**Task goal**:
Pull every "Time" line out of the data below.

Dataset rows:
+ + + + + + +
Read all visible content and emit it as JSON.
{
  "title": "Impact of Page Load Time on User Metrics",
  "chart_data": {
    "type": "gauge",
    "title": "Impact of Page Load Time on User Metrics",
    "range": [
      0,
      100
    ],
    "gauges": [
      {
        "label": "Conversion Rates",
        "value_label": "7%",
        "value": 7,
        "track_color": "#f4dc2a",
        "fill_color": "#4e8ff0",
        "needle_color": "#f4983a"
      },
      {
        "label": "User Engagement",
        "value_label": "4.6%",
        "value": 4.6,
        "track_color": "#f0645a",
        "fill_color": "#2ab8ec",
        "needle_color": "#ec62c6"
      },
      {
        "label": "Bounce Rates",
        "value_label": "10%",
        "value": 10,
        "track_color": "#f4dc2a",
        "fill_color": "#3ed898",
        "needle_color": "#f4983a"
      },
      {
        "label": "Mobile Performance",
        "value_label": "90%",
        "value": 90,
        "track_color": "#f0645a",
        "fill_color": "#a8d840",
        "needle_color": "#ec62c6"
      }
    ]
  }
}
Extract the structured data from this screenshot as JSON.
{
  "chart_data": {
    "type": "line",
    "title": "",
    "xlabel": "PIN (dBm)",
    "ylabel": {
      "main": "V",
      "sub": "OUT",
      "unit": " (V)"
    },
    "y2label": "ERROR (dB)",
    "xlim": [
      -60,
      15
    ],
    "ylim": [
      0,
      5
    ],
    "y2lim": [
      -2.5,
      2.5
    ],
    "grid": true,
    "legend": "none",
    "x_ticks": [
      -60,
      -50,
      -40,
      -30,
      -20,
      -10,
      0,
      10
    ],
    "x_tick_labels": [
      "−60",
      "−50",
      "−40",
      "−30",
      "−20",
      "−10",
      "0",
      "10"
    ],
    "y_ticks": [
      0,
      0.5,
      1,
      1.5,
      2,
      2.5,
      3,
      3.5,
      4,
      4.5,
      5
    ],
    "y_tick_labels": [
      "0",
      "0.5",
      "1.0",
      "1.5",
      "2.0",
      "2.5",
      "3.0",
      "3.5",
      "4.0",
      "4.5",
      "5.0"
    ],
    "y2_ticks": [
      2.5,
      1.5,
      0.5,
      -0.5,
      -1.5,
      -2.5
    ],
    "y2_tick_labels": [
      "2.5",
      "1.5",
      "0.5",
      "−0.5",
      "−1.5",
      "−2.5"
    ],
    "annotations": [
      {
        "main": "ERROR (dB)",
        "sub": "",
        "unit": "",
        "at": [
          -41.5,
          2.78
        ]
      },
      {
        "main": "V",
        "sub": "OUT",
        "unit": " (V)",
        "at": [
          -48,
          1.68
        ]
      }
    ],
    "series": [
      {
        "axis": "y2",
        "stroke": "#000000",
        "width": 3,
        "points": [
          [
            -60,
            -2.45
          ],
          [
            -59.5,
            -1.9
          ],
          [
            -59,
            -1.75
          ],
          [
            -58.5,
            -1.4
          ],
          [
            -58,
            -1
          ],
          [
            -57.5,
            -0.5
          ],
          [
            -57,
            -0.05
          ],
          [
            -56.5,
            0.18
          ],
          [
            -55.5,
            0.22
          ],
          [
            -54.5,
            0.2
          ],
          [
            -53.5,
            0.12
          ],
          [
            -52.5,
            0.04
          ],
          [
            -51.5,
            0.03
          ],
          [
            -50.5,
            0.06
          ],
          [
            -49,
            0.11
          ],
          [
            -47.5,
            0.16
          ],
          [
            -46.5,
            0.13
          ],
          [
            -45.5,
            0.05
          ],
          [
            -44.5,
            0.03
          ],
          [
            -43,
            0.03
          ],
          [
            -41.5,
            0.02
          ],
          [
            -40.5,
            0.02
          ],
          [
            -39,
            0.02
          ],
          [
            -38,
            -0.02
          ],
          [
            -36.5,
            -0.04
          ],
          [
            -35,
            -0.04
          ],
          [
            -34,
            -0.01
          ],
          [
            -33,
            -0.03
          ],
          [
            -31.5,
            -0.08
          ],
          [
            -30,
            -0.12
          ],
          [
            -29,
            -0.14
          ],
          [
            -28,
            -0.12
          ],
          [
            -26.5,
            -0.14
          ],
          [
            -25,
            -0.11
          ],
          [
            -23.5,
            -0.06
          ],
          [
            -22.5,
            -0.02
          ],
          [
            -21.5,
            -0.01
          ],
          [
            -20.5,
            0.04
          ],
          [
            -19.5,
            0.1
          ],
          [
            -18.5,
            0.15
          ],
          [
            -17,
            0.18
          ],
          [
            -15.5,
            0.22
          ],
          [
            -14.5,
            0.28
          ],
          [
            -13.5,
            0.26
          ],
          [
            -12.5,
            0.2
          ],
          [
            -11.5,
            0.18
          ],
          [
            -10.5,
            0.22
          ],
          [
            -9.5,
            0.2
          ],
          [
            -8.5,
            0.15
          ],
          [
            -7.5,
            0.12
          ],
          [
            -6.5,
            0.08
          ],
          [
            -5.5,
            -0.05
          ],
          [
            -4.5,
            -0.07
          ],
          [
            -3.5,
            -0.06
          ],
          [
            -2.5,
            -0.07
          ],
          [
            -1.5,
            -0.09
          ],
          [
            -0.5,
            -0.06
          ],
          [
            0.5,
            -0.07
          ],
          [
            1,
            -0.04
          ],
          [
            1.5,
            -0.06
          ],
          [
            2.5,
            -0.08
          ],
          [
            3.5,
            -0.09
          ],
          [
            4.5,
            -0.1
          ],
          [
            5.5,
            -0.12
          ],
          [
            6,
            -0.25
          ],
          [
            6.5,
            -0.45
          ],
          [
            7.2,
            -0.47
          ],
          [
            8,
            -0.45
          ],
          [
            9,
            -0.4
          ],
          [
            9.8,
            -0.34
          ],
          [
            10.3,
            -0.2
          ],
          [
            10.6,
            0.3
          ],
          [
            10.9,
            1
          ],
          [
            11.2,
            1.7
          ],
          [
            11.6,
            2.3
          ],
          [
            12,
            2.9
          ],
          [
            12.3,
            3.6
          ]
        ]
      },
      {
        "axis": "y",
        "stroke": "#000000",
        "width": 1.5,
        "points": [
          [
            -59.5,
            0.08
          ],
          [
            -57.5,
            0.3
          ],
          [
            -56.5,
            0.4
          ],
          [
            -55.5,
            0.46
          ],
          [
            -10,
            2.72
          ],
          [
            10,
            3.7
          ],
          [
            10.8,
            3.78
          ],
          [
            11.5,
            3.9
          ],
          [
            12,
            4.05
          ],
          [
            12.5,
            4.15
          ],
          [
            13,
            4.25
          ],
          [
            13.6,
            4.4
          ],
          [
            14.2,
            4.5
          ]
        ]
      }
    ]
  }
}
+ + + + + + +
**Answer to the task**:
  "title": "Impact of Page Load Time on User Metrics",
    "title": "Impact of Page Load Time on User Metrics",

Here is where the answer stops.